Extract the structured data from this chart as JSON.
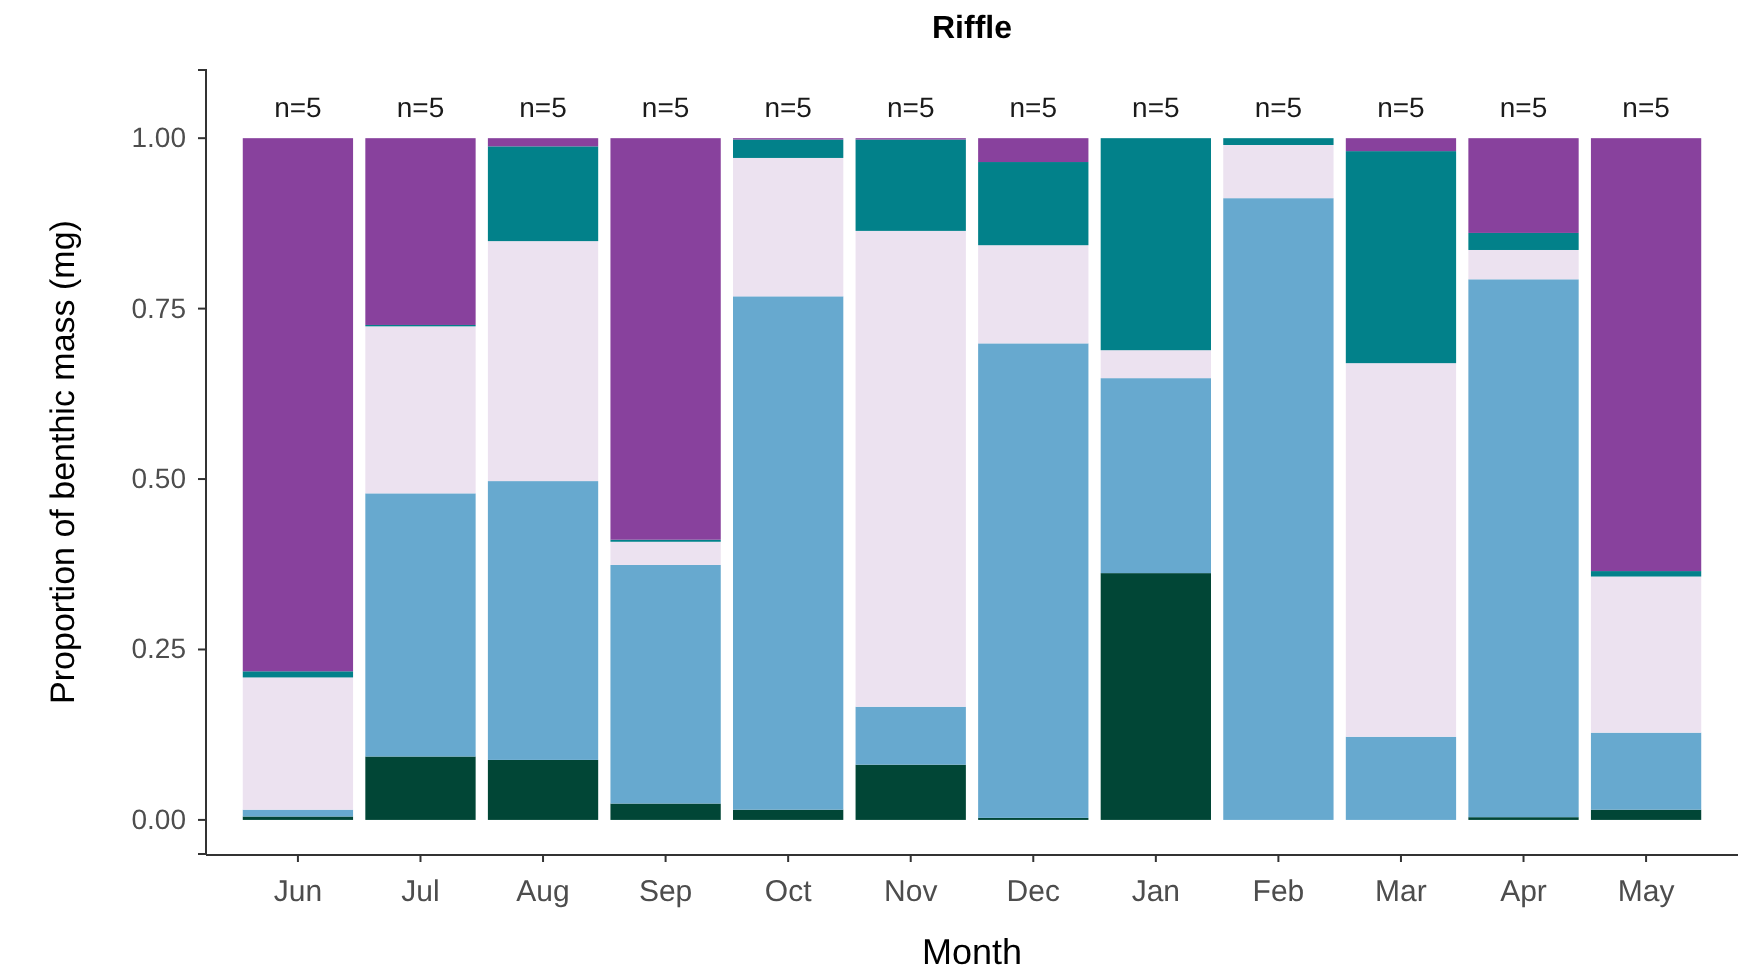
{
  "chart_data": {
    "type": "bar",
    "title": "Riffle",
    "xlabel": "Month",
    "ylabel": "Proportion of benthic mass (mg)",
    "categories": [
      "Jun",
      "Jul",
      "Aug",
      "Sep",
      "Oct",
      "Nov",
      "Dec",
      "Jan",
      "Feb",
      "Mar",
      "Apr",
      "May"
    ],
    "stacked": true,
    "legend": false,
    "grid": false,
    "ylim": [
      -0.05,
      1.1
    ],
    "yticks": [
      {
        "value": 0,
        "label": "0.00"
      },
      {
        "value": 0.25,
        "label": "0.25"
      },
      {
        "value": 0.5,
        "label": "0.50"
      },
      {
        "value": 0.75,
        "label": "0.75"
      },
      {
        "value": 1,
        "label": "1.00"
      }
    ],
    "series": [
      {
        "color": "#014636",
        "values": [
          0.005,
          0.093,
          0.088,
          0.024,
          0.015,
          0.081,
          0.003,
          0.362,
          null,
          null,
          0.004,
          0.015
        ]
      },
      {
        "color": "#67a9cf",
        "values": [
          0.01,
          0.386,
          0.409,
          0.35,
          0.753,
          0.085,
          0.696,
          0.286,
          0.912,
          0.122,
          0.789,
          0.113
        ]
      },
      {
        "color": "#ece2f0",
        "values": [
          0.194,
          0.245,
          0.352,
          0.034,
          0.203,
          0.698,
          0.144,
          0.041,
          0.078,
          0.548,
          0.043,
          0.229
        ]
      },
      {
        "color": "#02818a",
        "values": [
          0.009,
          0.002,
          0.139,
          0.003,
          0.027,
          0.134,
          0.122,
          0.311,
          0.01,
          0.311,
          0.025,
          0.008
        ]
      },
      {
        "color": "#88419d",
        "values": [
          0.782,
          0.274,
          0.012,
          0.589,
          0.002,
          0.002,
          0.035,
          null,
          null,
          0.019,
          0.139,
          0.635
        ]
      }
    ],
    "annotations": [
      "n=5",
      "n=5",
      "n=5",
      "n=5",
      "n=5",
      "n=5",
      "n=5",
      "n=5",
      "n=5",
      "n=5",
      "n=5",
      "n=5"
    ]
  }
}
---
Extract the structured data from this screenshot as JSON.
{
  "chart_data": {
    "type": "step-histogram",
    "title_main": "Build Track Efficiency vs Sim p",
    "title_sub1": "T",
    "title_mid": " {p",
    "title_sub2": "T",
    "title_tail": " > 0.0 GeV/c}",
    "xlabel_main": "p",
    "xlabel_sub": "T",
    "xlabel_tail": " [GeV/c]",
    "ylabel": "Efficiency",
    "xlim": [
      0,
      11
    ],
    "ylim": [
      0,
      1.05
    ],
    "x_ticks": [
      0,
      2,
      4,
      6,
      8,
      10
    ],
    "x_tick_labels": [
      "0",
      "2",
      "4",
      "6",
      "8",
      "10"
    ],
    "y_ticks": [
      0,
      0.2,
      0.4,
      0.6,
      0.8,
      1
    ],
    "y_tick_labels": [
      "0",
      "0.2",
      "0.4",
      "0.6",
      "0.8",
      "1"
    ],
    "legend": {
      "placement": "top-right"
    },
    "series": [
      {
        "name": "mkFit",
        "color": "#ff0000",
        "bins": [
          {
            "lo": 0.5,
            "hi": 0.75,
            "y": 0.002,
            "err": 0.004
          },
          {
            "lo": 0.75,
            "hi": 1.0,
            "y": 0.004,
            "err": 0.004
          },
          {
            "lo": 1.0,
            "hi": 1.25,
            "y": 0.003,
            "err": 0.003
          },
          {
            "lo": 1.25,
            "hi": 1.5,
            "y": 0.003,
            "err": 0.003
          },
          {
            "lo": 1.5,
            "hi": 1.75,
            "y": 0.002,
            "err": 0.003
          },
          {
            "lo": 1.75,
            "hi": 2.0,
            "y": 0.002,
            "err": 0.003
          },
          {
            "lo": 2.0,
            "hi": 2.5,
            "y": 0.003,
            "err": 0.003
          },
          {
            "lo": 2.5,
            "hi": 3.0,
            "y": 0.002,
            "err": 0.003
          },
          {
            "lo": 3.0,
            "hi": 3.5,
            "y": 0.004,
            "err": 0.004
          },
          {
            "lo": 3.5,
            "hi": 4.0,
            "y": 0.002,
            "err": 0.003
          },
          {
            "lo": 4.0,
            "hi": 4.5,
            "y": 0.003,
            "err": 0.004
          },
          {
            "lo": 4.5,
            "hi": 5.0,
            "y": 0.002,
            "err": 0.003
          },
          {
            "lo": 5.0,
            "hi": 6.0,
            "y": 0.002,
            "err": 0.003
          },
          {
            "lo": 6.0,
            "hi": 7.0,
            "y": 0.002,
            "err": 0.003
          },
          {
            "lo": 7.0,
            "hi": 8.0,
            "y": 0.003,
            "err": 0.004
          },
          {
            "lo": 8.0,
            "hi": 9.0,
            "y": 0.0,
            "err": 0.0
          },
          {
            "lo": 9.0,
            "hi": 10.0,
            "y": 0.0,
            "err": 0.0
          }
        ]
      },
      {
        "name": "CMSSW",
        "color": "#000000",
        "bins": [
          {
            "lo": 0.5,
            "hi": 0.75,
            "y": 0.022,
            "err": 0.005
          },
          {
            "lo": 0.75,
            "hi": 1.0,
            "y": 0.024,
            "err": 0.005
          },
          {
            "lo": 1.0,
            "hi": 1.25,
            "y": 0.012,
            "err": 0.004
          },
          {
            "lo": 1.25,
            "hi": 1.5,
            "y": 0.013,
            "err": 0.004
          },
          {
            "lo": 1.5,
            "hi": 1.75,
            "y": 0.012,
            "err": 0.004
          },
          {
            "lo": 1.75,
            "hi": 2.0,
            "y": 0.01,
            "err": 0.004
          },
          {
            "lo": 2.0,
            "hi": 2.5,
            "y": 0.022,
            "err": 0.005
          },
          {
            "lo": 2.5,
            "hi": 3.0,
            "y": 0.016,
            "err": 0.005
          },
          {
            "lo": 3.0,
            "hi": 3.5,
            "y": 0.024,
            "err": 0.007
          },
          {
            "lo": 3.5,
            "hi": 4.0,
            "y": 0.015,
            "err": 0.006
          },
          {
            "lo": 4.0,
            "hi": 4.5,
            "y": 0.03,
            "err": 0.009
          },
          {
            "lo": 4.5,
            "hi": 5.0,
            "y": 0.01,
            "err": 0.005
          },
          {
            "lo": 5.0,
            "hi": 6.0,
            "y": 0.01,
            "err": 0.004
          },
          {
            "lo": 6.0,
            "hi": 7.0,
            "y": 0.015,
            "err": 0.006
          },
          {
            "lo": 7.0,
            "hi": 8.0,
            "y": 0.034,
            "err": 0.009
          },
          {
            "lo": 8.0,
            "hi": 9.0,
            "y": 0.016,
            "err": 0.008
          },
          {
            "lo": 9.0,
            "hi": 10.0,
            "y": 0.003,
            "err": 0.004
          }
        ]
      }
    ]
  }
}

| What you need to do |
State how many lines of the listing above hold the word "color", with nothing but the number.

| Solution to the problem |
7